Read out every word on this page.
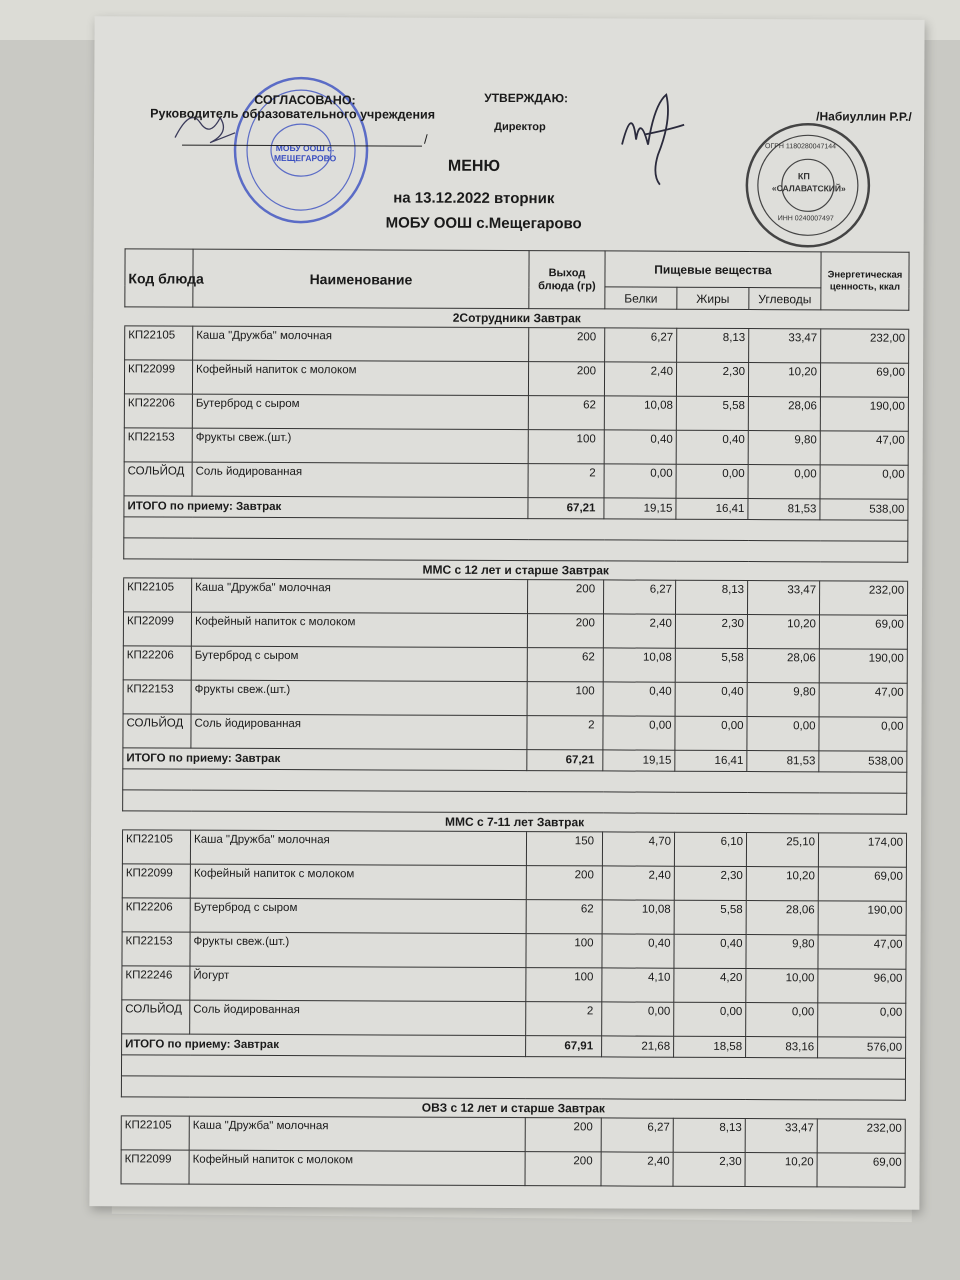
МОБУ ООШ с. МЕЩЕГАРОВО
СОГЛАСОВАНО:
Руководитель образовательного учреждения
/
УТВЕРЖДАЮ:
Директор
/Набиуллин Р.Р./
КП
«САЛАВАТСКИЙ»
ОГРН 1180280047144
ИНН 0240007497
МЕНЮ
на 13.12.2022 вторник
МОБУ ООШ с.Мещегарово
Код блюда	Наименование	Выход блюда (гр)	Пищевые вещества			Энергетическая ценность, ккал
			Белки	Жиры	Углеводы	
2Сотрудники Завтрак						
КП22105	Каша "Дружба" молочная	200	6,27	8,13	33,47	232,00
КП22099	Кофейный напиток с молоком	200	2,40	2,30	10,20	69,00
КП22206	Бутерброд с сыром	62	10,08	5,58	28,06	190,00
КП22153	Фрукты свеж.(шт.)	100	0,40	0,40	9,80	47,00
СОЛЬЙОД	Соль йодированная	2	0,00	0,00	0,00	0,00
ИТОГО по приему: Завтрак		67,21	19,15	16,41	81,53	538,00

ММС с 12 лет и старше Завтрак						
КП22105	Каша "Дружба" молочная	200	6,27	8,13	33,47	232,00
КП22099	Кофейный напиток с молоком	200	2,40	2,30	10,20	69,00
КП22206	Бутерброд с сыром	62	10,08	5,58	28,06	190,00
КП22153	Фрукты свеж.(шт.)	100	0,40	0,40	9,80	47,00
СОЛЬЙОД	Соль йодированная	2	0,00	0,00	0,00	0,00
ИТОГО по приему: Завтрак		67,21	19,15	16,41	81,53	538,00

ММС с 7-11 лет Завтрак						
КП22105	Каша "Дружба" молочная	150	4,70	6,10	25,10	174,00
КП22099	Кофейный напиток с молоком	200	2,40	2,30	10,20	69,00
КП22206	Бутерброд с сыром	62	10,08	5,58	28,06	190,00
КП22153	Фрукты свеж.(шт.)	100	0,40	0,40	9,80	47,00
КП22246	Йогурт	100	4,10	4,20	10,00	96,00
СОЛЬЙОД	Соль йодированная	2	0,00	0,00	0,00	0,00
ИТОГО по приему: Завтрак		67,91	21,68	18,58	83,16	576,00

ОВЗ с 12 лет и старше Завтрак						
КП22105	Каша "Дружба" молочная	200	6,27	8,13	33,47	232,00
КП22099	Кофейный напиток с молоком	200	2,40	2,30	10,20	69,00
_ _ _ _
Return all of the entries word for word, but omit the pictures.

Read out every word on this page.
МОБУ ООШ с. МЕЩЕГАРОВО
СОГЛАСОВАНО:
Руководитель образовательного учреждения
/
УТВЕРЖДАЮ:
Директор
/Набиуллин Р.Р./
КП
«САЛАВАТСКИЙ»
ОГРН 1180280047144
ИНН 0240007497
МЕНЮ
на 13.12.2022 вторник
МОБУ ООШ с.Мещегарово
Код блюда	Наименование	Выход блюда (гр)	Пищевые вещества			Энергетическая ценность, ккал
			Белки	Жиры	Углеводы	
2Сотрудники Завтрак						
КП22105	Каша "Дружба" молочная	200	6,27	8,13	33,47	232,00
КП22099	Кофейный напиток с молоком	200	2,40	2,30	10,20	69,00
КП22206	Бутерброд с сыром	62	10,08	5,58	28,06	190,00
КП22153	Фрукты свеж.(шт.)	100	0,40	0,40	9,80	47,00
СОЛЬЙОД	Соль йодированная	2	0,00	0,00	0,00	0,00
ИТОГО по приему: Завтрак		67,21	19,15	16,41	81,53	538,00

ММС с 12 лет и старше Завтрак						
КП22105	Каша "Дружба" молочная	200	6,27	8,13	33,47	232,00
КП22099	Кофейный напиток с молоком	200	2,40	2,30	10,20	69,00
КП22206	Бутерброд с сыром	62	10,08	5,58	28,06	190,00
КП22153	Фрукты свеж.(шт.)	100	0,40	0,40	9,80	47,00
СОЛЬЙОД	Соль йодированная	2	0,00	0,00	0,00	0,00
ИТОГО по приему: Завтрак		67,21	19,15	16,41	81,53	538,00

ММС с 7-11 лет Завтрак						
КП22105	Каша "Дружба" молочная	150	4,70	6,10	25,10	174,00
КП22099	Кофейный напиток с молоком	200	2,40	2,30	10,20	69,00
КП22206	Бутерброд с сыром	62	10,08	5,58	28,06	190,00
КП22153	Фрукты свеж.(шт.)	100	0,40	0,40	9,80	47,00
КП22246	Йогурт	100	4,10	4,20	10,00	96,00
СОЛЬЙОД	Соль йодированная	2	0,00	0,00	0,00	0,00
ИТОГО по приему: Завтрак		67,91	21,68	18,58	83,16	576,00

ОВЗ с 12 лет и старше Завтрак						
КП22105	Каша "Дружба" молочная	200	6,27	8,13	33,47	232,00
КП22099	Кофейный напиток с молоком	200	2,40	2,30	10,20	69,00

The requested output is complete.